----- TEXTE À LIRE

ELECTIONS REGIONALES

2010

Nous venons de vivre une élection pour les Conseils régionaux. Les médias divers nous en ont abreuvés pendant plusieurs jours. Pourtant, j’ai l’impression que les choses importantes n’ont pas été dites. C’est pourquoi, je vais vous faire part de mes sentiments sur la chose.

Si, si ! J’en ai plusieurs.

Essentiellement, je vois deux grandes catégories de remarques. 

Premièrement, l’analyse pure et simple, voire simpliste des résultats et, deuxièmement les causes (selon moi)  de ces résultats. Cette deuxième partie se décompose elle-même en deux. D’abord la nature du scrutin et deuxièmement la nature des protagonistes en présence.

Les résultats.

Le Parti socialiste sort vainqueur et chante de façon émue son succès pathétique. Inversement, l’UMP ne conserve, en France métropolitaine qu’une seule région et noblement constate sa défaite ce qui ne l’empêche pas d’avoir en son sein des convulsions gastriques douloureuses. En même temps, le Front national réaffirme son existence de façon non négligeable.

Bon, ça, c’est la partie visible de l’iceberg. On ne parle que de ça. On ne parle même tellement que de ça que le reste, qui à mon sens est le plus important, en est totalement occulté.

Je ne sais pas si vous avez remarqué, mais il y a aussi un certain nombre d’abstentions. Si, si ! Il y a eu des abstentions. On peut même dire qu’il y en a eu plutôt beaucoup. Alors, les états major des différents partis de s’écrier que les Français manquent de sens civique. Ce qui est très vrai.

Nous nous occuperons de savoir pourquoi il y a eu des abstentions. Pour le moment, contentons nous de savoir en quoi je trouve qu’elles ont de l’importance. Pour simplifier, je ne vais vous parler que du deuxième tour en sachant que mon raisonnement est encore plus vrai pour le premier.

Au second tour, l’abstention n’a été que de 48,79%. Vous avez noté, je présume le doux euphémisme « que de ». 

En fait, Cette constatation tient du mensonge par omission. On oublie simplement d’y adjoindre les « blancs et nuls » qui eux s’élèvent à 2,32%. Parce que les blancs et nuls, c’est assez voisin des abstentions, non ? Les deux réunis, si je sais compter, cela conduit à 51,11%. Du coup, les exprimés sont 48,89%. Bon, je vous fais grâce des non inscrits.

Il s’en suit que le parti qui en France obtient la majorité absolue c’et l’abstention. Si on ajoute la remarque que ce parti qui obtient la majorité absolue (assez largement, du reste, puisque n’importe quel candidat aux présidentielles qui obtiendrait ce résultat s’en contenterait largement et crierait au raz de marée) ne se voit attribuer aucun représentant, On peut se poser la question de la pertinence démocratique de ce scrutin.

----------

▸ **TRAVAIL DEMANDÉ**
a – Pourriez-vous recopier à l'identique, dans le texte sur les élections régionales, le passage qui va de « Je ne sais pas » jusqu'à « pour le premier. » ?
b – Répondez brièvement à partir du texte sur les élections régionales :
(i) Combien de régions l'UMP conserve-t-elle en France métropolitaine ?
(ii) Quel taux d'abstention est indiqué pour le second tour ?
(iii) À quel pourcentage s'élèvent les votes blancs et nuls ?

----- MATÉRIEL EXTRAIT

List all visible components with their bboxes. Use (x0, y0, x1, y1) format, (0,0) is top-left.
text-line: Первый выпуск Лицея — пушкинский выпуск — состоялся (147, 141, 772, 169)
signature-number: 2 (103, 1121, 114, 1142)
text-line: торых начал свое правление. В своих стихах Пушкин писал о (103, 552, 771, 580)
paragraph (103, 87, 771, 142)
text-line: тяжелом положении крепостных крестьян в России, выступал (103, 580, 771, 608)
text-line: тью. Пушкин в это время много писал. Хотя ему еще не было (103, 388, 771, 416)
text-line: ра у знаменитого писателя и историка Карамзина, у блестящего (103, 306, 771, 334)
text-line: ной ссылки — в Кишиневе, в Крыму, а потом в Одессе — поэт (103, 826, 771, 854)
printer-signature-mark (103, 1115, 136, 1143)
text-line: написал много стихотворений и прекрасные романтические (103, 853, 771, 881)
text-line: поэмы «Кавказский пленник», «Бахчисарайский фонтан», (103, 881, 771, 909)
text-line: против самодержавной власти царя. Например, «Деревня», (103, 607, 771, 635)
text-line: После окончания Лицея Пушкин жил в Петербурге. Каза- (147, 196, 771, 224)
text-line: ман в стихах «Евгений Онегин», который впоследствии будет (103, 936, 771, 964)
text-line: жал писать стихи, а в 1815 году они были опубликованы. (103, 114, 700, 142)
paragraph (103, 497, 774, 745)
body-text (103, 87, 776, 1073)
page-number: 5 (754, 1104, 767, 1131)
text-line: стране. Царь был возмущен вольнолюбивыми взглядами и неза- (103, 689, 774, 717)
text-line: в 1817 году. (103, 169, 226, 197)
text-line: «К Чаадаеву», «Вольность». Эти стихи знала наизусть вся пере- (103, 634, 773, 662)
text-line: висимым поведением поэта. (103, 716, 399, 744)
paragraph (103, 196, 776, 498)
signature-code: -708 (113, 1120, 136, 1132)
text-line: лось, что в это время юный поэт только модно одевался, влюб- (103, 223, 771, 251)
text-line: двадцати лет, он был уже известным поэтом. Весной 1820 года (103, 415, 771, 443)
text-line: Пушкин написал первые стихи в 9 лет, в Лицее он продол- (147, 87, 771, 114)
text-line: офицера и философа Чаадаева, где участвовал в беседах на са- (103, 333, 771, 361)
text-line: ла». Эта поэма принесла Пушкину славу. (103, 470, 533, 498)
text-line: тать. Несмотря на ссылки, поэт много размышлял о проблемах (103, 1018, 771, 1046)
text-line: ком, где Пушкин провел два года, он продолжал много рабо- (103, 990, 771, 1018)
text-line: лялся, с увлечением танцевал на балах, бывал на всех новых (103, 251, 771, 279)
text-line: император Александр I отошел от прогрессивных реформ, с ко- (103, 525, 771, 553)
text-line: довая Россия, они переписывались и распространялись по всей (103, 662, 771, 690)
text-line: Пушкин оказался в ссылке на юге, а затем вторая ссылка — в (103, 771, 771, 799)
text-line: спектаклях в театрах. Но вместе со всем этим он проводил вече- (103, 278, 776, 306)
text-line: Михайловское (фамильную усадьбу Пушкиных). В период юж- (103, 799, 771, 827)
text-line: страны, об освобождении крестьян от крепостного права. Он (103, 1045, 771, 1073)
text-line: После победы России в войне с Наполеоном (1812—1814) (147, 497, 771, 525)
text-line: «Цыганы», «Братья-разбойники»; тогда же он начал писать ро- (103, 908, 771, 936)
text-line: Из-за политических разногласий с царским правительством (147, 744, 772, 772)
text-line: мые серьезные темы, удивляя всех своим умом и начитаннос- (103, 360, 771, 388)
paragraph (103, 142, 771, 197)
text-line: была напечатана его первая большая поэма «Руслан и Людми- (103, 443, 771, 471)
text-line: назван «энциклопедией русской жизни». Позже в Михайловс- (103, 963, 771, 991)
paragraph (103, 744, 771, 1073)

----------

▸ **RÉPONSES**
a –
Je ne sais pas si vous avez remarqué, mais il y a aussi un certain nombre d’abstentions. Si, si ! Il y a eu des abstentions. On peut même dire qu’il y en a eu plutôt beaucoup. Alors, les états major des différents partis de s’écrier que les Français manquent de sens civique. Ce qui est très vrai.

Nous nous occuperons de savoir pourquoi il y a eu des abstentions. Pour le moment, contentons nous de savoir en quoi je trouve qu’elles ont de l’importance. Pour simplifier, je ne vais vous parler que du deuxième tour en sachant que mon raisonnement est encore plus vrai pour le premier.

b –
(i) Une seule.
(ii) 48,79 %.
(iii) 2,32 %.